_WHAT IS REQUIRED_
Pick out each line of the records that includes the string "high", and copy it.
····················
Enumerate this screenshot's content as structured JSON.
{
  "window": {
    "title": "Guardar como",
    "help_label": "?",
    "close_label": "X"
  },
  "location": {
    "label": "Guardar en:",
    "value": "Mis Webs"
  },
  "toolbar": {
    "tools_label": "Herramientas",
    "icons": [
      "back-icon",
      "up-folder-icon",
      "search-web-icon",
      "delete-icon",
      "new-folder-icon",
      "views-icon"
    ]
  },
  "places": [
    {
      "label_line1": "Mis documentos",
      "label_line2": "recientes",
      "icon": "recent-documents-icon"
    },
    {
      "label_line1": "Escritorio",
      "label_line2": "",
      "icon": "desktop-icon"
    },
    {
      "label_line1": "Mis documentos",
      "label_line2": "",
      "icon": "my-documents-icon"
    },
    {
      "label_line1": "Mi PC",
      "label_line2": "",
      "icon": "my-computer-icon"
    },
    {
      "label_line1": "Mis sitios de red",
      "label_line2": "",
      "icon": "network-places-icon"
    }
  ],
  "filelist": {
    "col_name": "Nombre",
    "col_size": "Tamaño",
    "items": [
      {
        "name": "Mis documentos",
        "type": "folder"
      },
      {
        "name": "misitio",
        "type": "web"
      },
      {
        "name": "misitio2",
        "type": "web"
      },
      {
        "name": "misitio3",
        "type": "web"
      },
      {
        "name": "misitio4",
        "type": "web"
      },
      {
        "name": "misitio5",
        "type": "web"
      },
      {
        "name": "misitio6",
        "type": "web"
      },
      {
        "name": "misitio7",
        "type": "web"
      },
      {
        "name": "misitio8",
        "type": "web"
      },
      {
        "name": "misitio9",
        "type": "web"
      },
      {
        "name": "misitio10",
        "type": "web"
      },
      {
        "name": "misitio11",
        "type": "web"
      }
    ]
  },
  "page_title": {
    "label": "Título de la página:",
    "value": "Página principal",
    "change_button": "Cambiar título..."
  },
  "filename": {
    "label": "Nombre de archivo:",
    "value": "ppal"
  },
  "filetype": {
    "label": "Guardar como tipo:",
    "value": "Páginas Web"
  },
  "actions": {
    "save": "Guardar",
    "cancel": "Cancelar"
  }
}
····················
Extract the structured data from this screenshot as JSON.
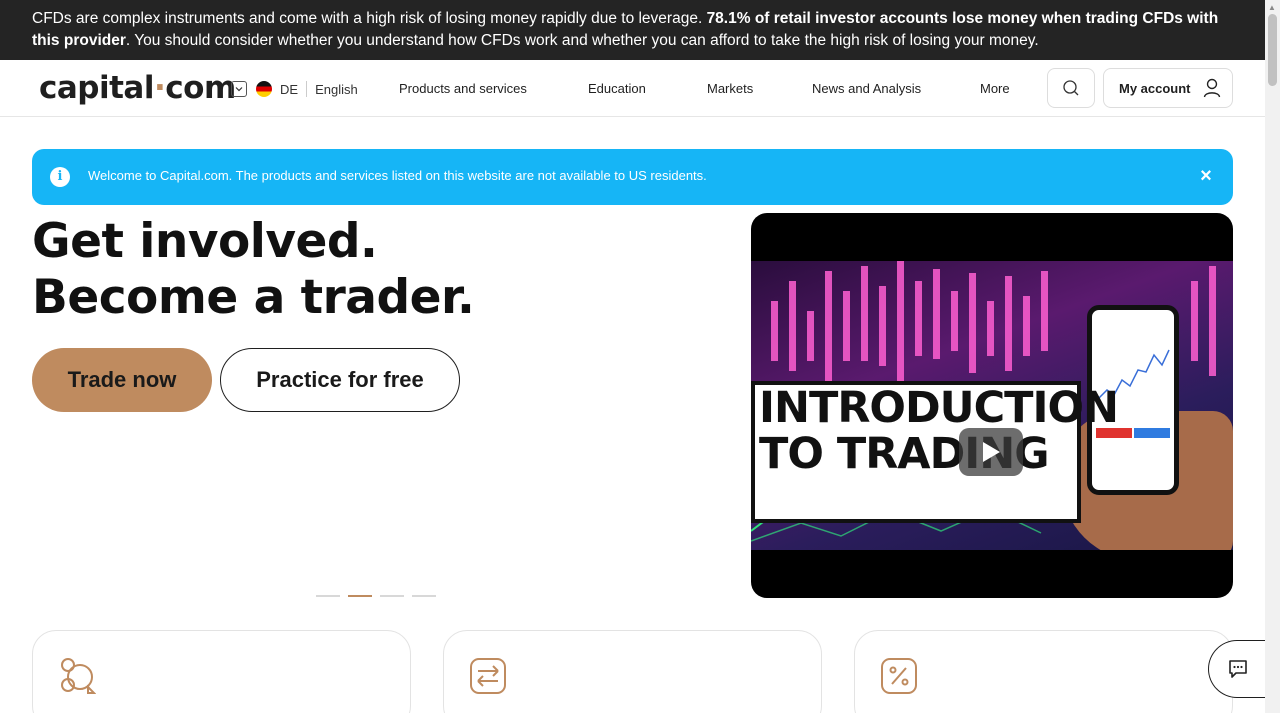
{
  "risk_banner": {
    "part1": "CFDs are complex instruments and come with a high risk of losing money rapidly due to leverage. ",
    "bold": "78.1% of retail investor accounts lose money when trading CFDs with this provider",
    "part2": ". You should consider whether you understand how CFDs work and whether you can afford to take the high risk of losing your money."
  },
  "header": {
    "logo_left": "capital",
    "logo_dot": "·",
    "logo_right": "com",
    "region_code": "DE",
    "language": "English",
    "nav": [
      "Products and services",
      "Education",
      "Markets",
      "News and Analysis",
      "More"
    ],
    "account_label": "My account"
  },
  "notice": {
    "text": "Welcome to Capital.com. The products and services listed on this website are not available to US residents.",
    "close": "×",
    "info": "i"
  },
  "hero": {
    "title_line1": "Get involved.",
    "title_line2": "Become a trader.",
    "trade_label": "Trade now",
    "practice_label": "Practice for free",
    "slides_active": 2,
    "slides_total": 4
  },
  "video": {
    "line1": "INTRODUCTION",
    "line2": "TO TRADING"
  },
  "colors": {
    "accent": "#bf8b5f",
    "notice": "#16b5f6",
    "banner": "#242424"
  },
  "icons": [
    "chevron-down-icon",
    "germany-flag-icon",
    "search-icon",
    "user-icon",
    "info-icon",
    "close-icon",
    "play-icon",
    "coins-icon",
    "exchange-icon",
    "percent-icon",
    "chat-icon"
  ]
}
····················
_COMPLETED EXERCISE_
    "part1": "CFDs are complex instruments and come with a high risk of losing money rapidly due to leverage. ",
    "part2": ". You should consider whether you understand how CFDs work and whether you can afford to take the high risk of losing your money."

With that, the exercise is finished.